SUPPLIED RECORDS »

|---|

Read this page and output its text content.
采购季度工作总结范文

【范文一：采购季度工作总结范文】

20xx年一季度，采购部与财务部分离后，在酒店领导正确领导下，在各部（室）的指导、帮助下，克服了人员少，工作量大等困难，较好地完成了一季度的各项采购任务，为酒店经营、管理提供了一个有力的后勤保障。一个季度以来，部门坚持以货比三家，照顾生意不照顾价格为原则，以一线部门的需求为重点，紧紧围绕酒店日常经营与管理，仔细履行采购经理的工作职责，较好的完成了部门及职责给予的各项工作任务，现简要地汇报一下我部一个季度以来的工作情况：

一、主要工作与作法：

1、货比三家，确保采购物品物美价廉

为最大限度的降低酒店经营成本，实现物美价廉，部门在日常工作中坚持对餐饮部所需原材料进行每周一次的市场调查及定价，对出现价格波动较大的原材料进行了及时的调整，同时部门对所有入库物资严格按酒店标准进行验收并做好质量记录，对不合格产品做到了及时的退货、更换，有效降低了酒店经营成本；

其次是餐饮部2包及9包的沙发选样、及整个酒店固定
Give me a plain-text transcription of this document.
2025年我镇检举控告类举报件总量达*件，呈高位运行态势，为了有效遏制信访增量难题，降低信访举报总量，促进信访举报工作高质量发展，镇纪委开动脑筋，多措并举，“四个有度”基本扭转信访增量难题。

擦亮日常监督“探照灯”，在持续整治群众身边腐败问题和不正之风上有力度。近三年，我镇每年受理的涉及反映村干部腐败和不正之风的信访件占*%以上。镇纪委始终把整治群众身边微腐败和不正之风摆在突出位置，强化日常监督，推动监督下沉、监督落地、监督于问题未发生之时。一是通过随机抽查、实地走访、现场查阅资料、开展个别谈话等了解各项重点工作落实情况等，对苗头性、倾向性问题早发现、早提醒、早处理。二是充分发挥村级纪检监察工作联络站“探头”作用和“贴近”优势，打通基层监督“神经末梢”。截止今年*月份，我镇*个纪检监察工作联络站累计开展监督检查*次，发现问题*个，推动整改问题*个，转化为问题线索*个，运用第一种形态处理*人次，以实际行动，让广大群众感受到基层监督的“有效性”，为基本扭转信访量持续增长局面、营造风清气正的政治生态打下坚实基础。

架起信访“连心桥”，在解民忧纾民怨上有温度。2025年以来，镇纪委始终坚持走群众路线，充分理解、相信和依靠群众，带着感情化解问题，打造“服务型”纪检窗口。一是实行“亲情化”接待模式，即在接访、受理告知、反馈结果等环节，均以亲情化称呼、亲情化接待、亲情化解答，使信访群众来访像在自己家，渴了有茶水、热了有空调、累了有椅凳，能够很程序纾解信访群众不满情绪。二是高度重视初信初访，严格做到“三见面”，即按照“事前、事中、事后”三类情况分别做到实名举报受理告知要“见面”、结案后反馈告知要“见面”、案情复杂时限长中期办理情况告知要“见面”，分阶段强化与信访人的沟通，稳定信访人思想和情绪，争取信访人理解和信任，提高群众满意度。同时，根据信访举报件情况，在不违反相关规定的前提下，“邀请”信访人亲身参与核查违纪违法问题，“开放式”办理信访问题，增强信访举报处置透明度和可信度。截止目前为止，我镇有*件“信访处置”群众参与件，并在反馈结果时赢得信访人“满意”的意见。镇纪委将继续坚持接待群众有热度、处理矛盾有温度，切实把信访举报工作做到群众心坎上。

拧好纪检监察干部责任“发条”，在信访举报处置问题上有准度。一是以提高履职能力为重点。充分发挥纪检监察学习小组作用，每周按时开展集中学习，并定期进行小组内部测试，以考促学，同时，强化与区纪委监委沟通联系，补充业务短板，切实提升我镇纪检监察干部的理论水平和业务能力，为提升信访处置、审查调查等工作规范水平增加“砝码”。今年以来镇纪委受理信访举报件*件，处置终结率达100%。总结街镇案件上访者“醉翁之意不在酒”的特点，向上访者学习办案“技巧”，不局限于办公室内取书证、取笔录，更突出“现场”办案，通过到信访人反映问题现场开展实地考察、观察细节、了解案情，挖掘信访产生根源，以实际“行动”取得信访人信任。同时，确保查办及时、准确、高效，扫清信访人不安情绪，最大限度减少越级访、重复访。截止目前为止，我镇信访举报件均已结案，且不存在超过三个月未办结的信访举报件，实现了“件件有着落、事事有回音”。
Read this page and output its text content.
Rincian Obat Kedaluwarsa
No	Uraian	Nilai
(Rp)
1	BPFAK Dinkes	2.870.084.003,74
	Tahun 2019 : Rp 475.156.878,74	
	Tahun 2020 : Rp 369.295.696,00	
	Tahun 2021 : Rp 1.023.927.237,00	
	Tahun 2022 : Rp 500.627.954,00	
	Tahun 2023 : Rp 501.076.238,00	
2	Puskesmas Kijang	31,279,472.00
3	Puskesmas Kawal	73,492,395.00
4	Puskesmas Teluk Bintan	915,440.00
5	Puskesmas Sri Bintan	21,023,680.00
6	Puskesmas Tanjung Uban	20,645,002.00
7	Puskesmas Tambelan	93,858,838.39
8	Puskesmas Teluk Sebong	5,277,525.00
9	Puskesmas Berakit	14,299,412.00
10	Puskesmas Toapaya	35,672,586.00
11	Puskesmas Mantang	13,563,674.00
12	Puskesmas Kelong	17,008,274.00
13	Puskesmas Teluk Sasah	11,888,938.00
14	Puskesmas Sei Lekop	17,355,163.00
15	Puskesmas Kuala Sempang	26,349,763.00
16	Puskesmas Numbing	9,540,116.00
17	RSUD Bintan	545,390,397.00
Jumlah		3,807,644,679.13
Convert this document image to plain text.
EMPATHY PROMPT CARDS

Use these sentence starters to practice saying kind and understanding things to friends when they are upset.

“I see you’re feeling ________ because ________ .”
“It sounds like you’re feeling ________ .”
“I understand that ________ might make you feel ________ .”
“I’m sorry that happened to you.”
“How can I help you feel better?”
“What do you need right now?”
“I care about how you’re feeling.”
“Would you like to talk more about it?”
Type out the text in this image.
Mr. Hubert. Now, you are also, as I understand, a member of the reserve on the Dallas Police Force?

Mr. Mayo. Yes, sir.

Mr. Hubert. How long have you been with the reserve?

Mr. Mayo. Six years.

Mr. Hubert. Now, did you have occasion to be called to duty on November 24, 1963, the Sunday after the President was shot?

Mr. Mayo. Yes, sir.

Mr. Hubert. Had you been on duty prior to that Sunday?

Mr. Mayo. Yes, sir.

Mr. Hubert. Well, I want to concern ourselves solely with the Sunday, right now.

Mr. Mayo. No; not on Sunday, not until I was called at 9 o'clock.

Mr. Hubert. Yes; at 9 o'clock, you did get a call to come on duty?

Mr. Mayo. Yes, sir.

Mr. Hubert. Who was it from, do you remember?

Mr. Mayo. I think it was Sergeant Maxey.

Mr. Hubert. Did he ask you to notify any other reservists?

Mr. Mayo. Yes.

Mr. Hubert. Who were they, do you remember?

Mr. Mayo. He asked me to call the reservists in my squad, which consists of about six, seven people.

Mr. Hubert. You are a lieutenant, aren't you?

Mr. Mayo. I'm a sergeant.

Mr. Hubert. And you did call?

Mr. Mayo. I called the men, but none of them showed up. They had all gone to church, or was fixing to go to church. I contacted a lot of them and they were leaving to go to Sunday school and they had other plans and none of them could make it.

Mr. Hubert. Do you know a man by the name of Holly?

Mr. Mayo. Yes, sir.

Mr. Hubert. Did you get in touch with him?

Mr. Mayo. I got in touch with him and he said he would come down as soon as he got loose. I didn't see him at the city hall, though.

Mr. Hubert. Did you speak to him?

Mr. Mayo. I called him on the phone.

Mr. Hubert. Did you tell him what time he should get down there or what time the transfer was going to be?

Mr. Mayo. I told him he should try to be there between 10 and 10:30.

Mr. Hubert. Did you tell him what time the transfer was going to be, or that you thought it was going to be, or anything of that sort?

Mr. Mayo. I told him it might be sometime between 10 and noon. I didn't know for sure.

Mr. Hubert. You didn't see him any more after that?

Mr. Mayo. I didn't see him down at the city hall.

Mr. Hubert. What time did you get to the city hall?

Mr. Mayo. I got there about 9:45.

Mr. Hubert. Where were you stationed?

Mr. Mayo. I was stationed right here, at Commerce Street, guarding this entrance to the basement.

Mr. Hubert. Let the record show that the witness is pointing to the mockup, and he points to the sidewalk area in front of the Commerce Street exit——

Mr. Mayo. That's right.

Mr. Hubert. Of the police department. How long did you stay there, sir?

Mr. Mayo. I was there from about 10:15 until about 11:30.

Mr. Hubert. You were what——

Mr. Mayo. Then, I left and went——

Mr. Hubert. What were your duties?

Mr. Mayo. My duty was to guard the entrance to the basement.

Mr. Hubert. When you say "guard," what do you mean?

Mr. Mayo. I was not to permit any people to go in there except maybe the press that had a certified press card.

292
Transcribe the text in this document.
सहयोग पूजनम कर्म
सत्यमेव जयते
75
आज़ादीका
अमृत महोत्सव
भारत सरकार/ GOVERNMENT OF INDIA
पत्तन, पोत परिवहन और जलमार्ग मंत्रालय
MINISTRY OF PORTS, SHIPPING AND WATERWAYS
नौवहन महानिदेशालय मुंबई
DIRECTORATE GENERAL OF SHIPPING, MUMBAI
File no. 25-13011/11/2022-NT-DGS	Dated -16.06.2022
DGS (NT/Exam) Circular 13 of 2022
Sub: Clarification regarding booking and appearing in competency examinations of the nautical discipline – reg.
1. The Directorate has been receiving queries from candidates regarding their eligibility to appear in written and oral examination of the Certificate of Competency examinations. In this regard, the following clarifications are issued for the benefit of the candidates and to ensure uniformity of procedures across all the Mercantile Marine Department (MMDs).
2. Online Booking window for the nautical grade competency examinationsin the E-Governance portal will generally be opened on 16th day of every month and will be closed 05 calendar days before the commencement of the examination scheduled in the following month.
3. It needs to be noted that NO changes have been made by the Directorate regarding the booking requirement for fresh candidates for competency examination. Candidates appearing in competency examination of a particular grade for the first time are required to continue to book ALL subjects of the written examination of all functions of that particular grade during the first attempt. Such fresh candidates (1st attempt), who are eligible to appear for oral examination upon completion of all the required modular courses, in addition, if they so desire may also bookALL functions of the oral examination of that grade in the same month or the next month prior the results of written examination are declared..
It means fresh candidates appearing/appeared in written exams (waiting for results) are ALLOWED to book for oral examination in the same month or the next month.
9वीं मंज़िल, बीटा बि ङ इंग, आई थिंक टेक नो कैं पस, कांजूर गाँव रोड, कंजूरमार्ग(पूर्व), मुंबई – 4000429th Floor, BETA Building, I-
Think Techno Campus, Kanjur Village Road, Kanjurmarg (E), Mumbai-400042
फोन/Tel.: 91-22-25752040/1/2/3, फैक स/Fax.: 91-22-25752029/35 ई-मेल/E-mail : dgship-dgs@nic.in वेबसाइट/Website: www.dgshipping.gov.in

|---|

EXERCISE OBJECTIVE » Lines that hold "touch" are the ones to copy; find all of them.

OUTPUT OF THE EXERCISE »
Mr. Hubert. Did you get in touch with him?
Mr. Mayo. I got in touch with him and he said he would come down as soon as he got loose. I didn't see him at the city hall, though.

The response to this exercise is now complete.